* Complete the following
(1) In the article on shortening TB treatment, how long does TB treatment currently take?
(2) Keep writing the article on the DOH's shorter TB treatment, starting after its last sentence.

* Selected excerpt

┌──

DOH to shorten TB treatment by 3rd quarter of 2023
MANILA, Philippines — The Department of Health (DOH) on Monday said that it will shorten the treatment for tuberculosis (TB) to four months for drug-susceptible infections and six months for drug-resistant cases within the third quarter of 2023.
Currently, TB treatment takes nine to 12 months for patients infected with the respiratory disease.
“We want to actually implement this short-course 4-month therapy by the third quarter of 2023 … the WHO has recommended us to adopt the 4-month treatment regimens, which is two months certain list of drugs and another two months of a different set of drugs,” said Health Secretary Teodoro Herbosa in a press briefing.
“This is for the regular drug-susceptible tuberculosis, then meron tayong (then we have) 6-month regiment for the drug-resistant tuberculosis kasi iyon ang dumadami (because that is what is spreading),” he added.
According to Herbosa, the said shortened period will address the fallout in treatments seen in longer regimens, specifically, cases where patients opted to stop taking their medications once their symptoms have lessened.
“This shorter therapy I think will give us better success of really stopping this treatment and para hindi na magkahawaan (so that it won’t spread),” said Herbosa.

└──

(Source records)
┌──

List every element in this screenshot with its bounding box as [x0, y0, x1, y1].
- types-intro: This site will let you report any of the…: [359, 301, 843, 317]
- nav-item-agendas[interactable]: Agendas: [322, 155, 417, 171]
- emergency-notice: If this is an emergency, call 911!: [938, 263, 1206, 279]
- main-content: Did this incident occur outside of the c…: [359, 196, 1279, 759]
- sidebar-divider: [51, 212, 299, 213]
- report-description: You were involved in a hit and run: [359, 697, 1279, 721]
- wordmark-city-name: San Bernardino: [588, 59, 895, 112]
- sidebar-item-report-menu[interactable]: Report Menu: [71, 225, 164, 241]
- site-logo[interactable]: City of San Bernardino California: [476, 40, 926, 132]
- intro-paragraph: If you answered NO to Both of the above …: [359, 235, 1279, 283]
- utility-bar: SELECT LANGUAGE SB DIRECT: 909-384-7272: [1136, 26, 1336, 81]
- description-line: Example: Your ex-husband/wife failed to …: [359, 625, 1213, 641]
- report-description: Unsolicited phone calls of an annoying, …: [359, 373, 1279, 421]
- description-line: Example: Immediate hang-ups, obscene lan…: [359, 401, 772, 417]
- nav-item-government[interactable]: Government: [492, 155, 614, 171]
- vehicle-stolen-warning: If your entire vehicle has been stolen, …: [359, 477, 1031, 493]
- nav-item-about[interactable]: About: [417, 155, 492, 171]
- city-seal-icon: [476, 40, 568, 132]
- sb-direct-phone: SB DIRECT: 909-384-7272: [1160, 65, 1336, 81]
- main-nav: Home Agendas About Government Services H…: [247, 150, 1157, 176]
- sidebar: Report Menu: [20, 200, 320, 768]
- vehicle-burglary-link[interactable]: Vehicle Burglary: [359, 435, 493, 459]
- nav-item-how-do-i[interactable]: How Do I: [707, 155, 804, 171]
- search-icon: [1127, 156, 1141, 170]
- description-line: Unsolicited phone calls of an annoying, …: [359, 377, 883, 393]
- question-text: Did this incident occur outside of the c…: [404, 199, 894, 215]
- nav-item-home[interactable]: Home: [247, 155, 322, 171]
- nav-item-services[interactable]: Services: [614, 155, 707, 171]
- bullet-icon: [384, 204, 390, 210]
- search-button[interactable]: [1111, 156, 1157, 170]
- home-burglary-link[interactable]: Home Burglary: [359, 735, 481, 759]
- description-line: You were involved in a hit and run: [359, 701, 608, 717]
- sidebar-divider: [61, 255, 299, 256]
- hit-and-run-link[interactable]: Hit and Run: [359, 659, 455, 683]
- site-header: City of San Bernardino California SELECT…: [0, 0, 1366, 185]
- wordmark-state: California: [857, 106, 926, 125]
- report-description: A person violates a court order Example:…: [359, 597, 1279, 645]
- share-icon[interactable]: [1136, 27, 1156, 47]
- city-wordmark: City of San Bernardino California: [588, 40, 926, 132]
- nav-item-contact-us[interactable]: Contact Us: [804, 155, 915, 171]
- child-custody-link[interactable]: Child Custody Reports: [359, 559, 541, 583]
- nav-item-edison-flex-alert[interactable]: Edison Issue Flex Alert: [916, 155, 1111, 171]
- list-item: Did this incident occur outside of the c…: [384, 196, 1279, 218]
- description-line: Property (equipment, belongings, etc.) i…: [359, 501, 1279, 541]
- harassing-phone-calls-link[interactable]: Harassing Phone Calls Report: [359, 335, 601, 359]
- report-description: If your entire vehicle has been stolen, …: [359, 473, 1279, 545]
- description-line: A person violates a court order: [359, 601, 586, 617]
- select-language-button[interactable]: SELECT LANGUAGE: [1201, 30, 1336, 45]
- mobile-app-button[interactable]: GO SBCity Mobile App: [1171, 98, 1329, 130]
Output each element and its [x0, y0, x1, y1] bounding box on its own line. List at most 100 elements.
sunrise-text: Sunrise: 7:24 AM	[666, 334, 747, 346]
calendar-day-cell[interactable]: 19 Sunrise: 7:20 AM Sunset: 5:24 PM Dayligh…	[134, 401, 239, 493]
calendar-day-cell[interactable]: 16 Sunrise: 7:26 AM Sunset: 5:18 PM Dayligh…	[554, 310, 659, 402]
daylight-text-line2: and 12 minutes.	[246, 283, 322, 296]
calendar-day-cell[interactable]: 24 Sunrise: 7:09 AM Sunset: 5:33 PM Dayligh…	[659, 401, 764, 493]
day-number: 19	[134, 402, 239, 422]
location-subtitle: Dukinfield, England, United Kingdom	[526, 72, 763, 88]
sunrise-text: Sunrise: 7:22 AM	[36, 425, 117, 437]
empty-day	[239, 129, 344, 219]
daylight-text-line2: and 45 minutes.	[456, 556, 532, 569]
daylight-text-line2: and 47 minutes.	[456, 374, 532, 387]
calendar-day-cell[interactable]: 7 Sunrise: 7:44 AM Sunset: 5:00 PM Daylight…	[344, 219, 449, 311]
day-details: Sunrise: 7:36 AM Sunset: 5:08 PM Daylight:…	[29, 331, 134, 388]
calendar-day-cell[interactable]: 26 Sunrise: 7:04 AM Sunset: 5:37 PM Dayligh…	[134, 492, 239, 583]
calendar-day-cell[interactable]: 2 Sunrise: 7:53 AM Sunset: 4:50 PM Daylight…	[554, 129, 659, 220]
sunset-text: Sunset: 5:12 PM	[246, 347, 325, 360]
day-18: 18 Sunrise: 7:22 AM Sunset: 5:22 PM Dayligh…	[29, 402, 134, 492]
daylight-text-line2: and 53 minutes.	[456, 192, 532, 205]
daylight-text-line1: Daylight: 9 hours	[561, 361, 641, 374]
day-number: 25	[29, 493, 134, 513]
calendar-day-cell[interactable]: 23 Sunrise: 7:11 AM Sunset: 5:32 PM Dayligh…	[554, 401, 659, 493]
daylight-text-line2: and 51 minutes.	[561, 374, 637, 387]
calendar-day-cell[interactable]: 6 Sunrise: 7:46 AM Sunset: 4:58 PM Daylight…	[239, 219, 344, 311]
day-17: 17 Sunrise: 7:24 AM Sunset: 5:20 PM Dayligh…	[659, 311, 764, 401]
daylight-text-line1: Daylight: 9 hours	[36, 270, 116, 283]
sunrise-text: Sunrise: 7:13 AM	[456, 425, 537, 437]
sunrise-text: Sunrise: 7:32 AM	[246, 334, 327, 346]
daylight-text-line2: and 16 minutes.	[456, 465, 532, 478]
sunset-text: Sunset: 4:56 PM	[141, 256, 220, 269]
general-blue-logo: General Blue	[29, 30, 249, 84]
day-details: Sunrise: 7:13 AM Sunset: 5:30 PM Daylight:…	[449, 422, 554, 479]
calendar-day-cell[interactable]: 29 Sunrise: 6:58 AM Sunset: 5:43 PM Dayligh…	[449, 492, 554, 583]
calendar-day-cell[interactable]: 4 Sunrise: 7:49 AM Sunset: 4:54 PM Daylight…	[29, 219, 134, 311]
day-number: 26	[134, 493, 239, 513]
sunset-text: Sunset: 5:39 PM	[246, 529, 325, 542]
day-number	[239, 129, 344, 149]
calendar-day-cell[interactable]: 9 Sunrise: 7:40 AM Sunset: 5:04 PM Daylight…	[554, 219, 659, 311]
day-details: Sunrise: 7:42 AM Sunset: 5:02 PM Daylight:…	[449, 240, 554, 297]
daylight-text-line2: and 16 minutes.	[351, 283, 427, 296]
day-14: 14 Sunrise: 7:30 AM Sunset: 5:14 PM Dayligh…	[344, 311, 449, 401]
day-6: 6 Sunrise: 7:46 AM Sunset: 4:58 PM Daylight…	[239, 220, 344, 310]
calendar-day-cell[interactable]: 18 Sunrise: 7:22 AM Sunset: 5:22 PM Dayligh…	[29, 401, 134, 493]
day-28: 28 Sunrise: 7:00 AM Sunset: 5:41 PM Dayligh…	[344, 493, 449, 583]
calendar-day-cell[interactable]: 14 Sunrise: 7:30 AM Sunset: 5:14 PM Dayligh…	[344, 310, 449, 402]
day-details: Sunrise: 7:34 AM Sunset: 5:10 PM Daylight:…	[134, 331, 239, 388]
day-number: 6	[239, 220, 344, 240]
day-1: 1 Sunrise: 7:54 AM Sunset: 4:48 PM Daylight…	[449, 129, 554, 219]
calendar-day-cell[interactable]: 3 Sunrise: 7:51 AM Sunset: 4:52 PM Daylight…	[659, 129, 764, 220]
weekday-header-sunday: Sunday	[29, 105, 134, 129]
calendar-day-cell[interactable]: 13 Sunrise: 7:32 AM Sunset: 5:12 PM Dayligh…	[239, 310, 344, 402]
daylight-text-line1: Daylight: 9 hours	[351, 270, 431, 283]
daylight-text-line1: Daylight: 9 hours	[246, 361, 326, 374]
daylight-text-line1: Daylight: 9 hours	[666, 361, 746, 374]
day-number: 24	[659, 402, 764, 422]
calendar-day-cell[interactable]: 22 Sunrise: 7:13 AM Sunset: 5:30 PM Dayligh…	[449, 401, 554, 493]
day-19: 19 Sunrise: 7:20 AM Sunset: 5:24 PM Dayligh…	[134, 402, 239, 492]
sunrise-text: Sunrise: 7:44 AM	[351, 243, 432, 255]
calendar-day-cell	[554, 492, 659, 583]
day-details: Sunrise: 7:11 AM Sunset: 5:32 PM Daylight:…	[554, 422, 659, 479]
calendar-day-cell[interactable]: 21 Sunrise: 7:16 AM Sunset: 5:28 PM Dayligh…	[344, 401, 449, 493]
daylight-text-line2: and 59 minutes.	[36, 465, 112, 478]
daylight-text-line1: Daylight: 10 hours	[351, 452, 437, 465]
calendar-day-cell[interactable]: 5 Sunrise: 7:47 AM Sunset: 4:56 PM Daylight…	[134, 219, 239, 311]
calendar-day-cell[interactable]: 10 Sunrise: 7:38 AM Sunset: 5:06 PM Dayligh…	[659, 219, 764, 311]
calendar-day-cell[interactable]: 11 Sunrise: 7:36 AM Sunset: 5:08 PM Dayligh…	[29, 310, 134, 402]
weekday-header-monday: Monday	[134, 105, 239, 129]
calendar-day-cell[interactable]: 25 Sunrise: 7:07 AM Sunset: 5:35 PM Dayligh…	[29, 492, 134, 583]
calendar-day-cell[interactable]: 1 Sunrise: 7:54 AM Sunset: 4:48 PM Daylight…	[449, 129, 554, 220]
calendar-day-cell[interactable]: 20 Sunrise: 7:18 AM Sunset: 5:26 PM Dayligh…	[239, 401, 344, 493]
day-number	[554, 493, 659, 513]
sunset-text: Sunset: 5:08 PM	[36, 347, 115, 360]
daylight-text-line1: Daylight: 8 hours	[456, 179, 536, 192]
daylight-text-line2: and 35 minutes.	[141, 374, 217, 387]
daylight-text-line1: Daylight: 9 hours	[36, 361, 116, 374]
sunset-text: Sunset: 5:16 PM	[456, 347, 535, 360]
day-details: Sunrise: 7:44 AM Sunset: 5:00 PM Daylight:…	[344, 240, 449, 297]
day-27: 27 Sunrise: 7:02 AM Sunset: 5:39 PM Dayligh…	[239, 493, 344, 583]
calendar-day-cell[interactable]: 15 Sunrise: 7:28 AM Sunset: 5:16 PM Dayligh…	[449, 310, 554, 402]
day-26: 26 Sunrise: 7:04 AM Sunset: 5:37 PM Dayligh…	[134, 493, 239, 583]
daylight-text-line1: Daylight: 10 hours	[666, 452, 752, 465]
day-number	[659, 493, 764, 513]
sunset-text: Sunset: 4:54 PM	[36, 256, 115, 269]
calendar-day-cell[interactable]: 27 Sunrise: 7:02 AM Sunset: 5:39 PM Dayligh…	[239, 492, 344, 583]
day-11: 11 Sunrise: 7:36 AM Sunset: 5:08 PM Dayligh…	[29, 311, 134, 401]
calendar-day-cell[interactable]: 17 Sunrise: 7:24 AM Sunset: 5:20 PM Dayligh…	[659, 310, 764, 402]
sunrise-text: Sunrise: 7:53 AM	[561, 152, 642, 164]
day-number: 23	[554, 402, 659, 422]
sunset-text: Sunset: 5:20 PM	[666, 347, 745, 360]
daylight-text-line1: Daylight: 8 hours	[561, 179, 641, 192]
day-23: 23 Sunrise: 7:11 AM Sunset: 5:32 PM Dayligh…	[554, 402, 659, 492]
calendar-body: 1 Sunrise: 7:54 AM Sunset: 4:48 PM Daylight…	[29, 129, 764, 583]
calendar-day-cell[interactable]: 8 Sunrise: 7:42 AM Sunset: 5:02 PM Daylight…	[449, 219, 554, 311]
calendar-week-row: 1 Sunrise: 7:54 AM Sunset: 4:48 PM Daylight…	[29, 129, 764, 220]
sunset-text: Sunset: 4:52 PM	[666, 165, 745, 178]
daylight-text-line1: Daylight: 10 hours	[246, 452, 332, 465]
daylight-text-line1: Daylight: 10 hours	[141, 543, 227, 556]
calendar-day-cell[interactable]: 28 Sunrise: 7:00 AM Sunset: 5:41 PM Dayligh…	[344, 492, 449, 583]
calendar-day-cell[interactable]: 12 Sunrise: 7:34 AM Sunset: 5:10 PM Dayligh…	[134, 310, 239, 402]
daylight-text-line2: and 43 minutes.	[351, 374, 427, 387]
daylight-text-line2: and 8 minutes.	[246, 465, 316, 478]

└──

* Responses for each task
(1) Nine to 12 months.

(2)
Presidential Directives on Tuberculosis action officer Dr. Keziah Lorraine Rosario echoed Herbosa’s pronouncements adding the DOH is set to release its guidelines for the shortened treatment.
“[This] will really ensure that patients who’re undergoing the treatment course will have a shorter span of intake, so therefore, falling out of the treatment course will be lessened,” she explained.
Meanwhile, Herbosa said that the DOH will enhance its TB case-finding using new technologies and innovations.
“One of the important things in a really good TB program is not only giving the treatment to those who have TB but finding new cases, or what we call active-case finding,” said Herbosa partly in Filipino.
Rosario said that the Philippines is the fourth country that accounts for two-thirds of the estimated TB infections worldwide, and is one of the countries contributing the highest number of TB deaths globally.